### WHAT IS REQUIRED
Could you repeat the records below exactly, leaving out any pictures?

### INPUT RECORDS
===

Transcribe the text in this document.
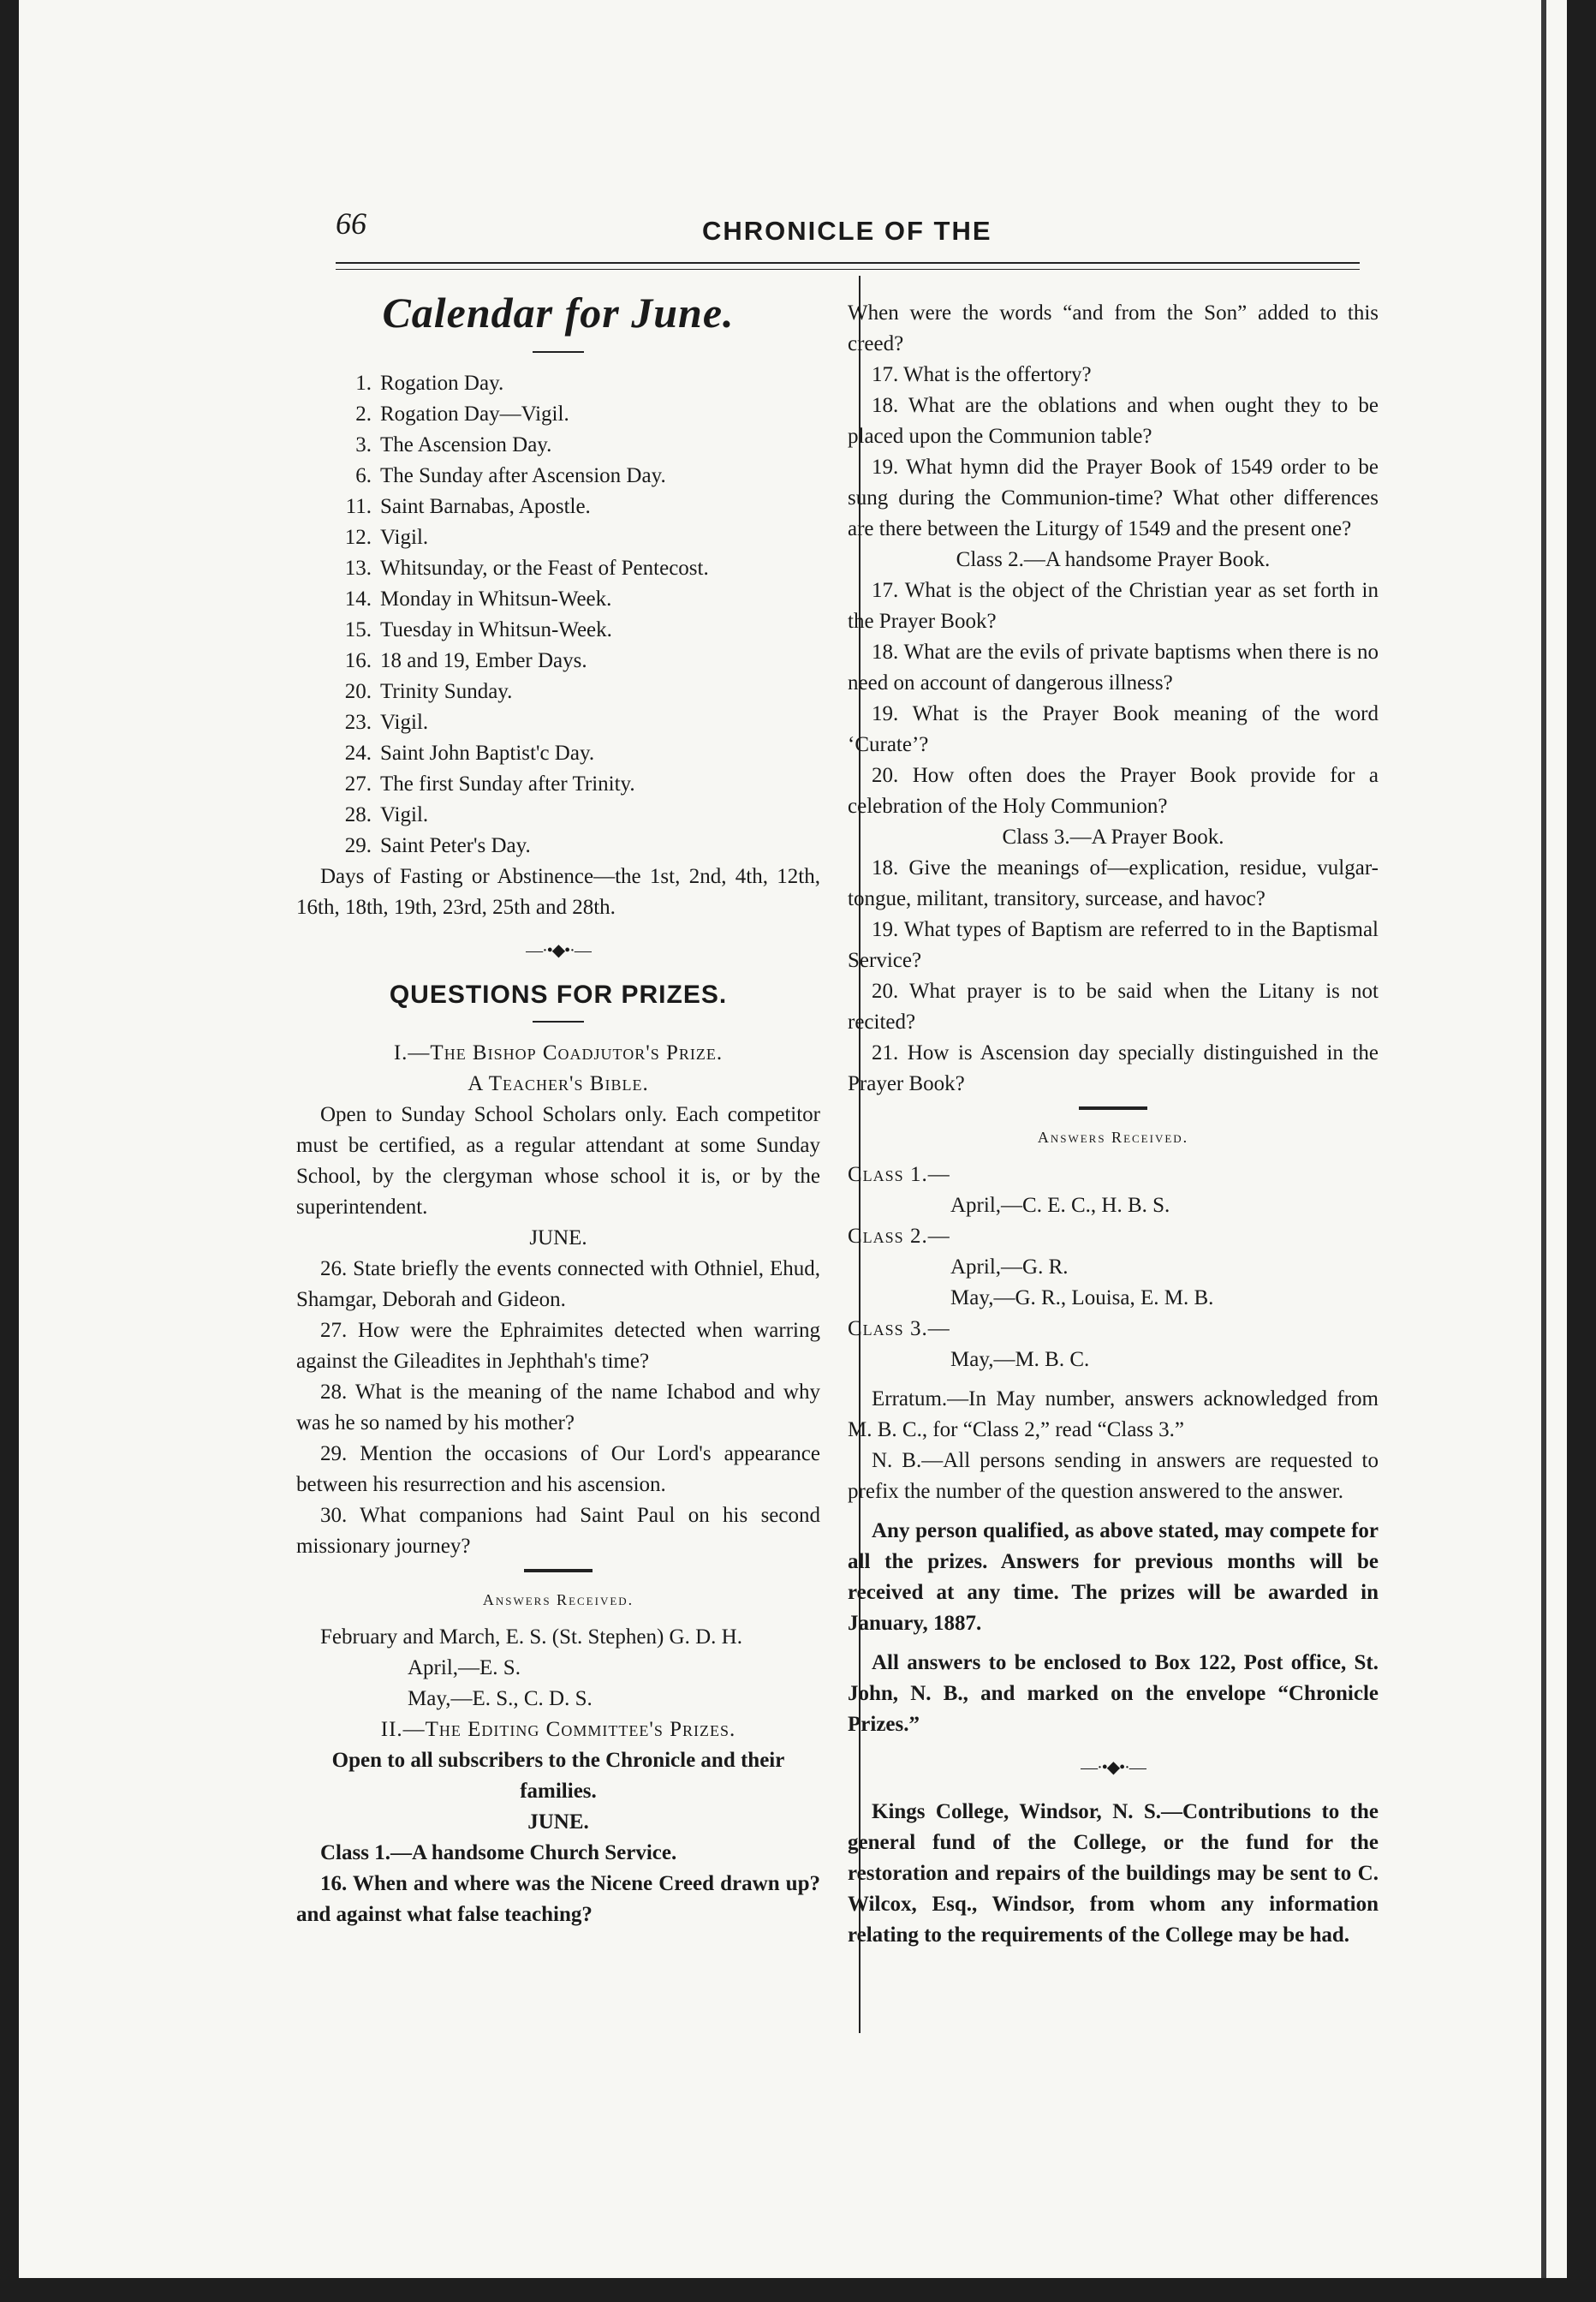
66	CHRONICLE OF THE
Calendar for June.
1. Rogation Day.
2. Rogation Day—Vigil.
3. The Ascension Day.
6. The Sunday after Ascension Day.
11. Saint Barnabas, Apostle.
12. Vigil.
13. Whitsunday, or the Feast of Pentecost.
14. Monday in Whitsun-Week.
15. Tuesday in Whitsun-Week.
16. 18 and 19, Ember Days.
20. Trinity Sunday.
23. Vigil.
24. Saint John Baptist'c Day.
27. The first Sunday after Trinity.
28. Vigil.
29. Saint Peter's Day.

Days of Fasting or Abstinence—the 1st, 2nd, 4th, 12th, 16th, 18th, 19th, 23rd, 25th and 28th.

—·•◆•·—
QUESTIONS FOR PRIZES.

I.—The Bishop Coadjutor's Prize.

A Teacher's Bible.

Open to Sunday School Scholars only. Each competitor must be certified, as a regular attendant at some Sunday School, by the clergyman whose school it is, or by the superintendent.

JUNE.

26. State briefly the events connected with Othniel, Ehud, Shamgar, Deborah and Gideon.

27. How were the Ephraimites detected when warring against the Gileadites in Jephthah's time?

28. What is the meaning of the name Ichabod and why was he so named by his mother?

29. Mention the occasions of Our Lord's appearance between his resurrection and his ascension.

30. What companions had Saint Paul on his second missionary journey?

Answers Received.

February and March, E. S. (St. Stephen) G. D. H.

April,—E. S.

May,—E. S., C. D. S.

II.—The Editing Committee's Prizes.

Open to all subscribers to the Chronicle and their families.

JUNE.

Class 1.—A handsome Church Service.

16. When and where was the Nicene Creed drawn up? and against what false teaching?

When were the words “and from the Son” added to this creed?

17. What is the offertory?

18. What are the oblations and when ought they to be placed upon the Communion table?

19. What hymn did the Prayer Book of 1549 order to be sung during the Communion-time? What other differences are there between the Liturgy of 1549 and the present one?

Class 2.—A handsome Prayer Book.

17. What is the object of the Christian year as set forth in the Prayer Book?

18. What are the evils of private baptisms when there is no need on account of dangerous illness?

19. What is the Prayer Book meaning of the word ‘Curate’?

20. How often does the Prayer Book provide for a celebration of the Holy Communion?

Class 3.—A Prayer Book.

18. Give the meanings of—explication, residue, vulgar-tongue, militant, transitory, surcease, and havoc?

19. What types of Baptism are referred to in the Baptismal Service?

20. What prayer is to be said when the Litany is not recited?

21. How is Ascension day specially distinguished in the Prayer Book?

Answers Received.

Class 1.—

April,—C. E. C., H. B. S.

Class 2.—

April,—G. R.

May,—G. R., Louisa, E. M. B.

Class 3.—

May,—M. B. C.

Erratum.—In May number, answers acknowledged from M. B. C., for “Class 2,” read “Class 3.”

N. B.—All persons sending in answers are requested to prefix the number of the question answered to the answer.

Any person qualified, as above stated, may compete for all the prizes. Answers for previous months will be received at any time. The prizes will be awarded in January, 1887.

All answers to be enclosed to Box 122, Post office, St. John, N. B., and marked on the envelope “Chronicle Prizes.”

—·•◆•·—

Kings College, Windsor, N. S.—Contributions to the general fund of the College, or the fund for the restoration and repairs of the buildings may be sent to C. Wilcox, Esq., Windsor, from whom any information relating to the requirements of the College may be had.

===

### THE OUTPUT
Transcribe the text in this document.
66	CHRONICLE OF THE
Calendar for June.
1. Rogation Day.
2. Rogation Day—Vigil.
3. The Ascension Day.
6. The Sunday after Ascension Day.
11. Saint Barnabas, Apostle.
12. Vigil.
13. Whitsunday, or the Feast of Pentecost.
14. Monday in Whitsun-Week.
15. Tuesday in Whitsun-Week.
16. 18 and 19, Ember Days.
20. Trinity Sunday.
23. Vigil.
24. Saint John Baptist'c Day.
27. The first Sunday after Trinity.
28. Vigil.
29. Saint Peter's Day.

Days of Fasting or Abstinence—the 1st, 2nd, 4th, 12th, 16th, 18th, 19th, 23rd, 25th and 28th.

—·•◆•·—
QUESTIONS FOR PRIZES.

I.—The Bishop Coadjutor's Prize.

A Teacher's Bible.

Open to Sunday School Scholars only. Each competitor must be certified, as a regular attendant at some Sunday School, by the clergyman whose school it is, or by the superintendent.

JUNE.

26. State briefly the events connected with Othniel, Ehud, Shamgar, Deborah and Gideon.

27. How were the Ephraimites detected when warring against the Gileadites in Jephthah's time?

28. What is the meaning of the name Ichabod and why was he so named by his mother?

29. Mention the occasions of Our Lord's appearance between his resurrection and his ascension.

30. What companions had Saint Paul on his second missionary journey?

Answers Received.

February and March, E. S. (St. Stephen) G. D. H.

April,—E. S.

May,—E. S., C. D. S.

II.—The Editing Committee's Prizes.

Open to all subscribers to the Chronicle and their families.

JUNE.

Class 1.—A handsome Church Service.

16. When and where was the Nicene Creed drawn up? and against what false teaching?

When were the words “and from the Son” added to this creed?

17. What is the offertory?

18. What are the oblations and when ought they to be placed upon the Communion table?

19. What hymn did the Prayer Book of 1549 order to be sung during the Communion-time? What other differences are there between the Liturgy of 1549 and the present one?

Class 2.—A handsome Prayer Book.

17. What is the object of the Christian year as set forth in the Prayer Book?

18. What are the evils of private baptisms when there is no need on account of dangerous illness?

19. What is the Prayer Book meaning of the word ‘Curate’?

20. How often does the Prayer Book provide for a celebration of the Holy Communion?

Class 3.—A Prayer Book.

18. Give the meanings of—explication, residue, vulgar-tongue, militant, transitory, surcease, and havoc?

19. What types of Baptism are referred to in the Baptismal Service?

20. What prayer is to be said when the Litany is not recited?

21. How is Ascension day specially distinguished in the Prayer Book?

Answers Received.

Class 1.—

April,—C. E. C., H. B. S.

Class 2.—

April,—G. R.

May,—G. R., Louisa, E. M. B.

Class 3.—

May,—M. B. C.

Erratum.—In May number, answers acknowledged from M. B. C., for “Class 2,” read “Class 3.”

N. B.—All persons sending in answers are requested to prefix the number of the question answered to the answer.

Any person qualified, as above stated, may compete for all the prizes. Answers for previous months will be received at any time. The prizes will be awarded in January, 1887.

All answers to be enclosed to Box 122, Post office, St. John, N. B., and marked on the envelope “Chronicle Prizes.”

—·•◆•·—

Kings College, Windsor, N. S.—Contributions to the general fund of the College, or the fund for the restoration and repairs of the buildings may be sent to C. Wilcox, Esq., Windsor, from whom any information relating to the requirements of the College may be had.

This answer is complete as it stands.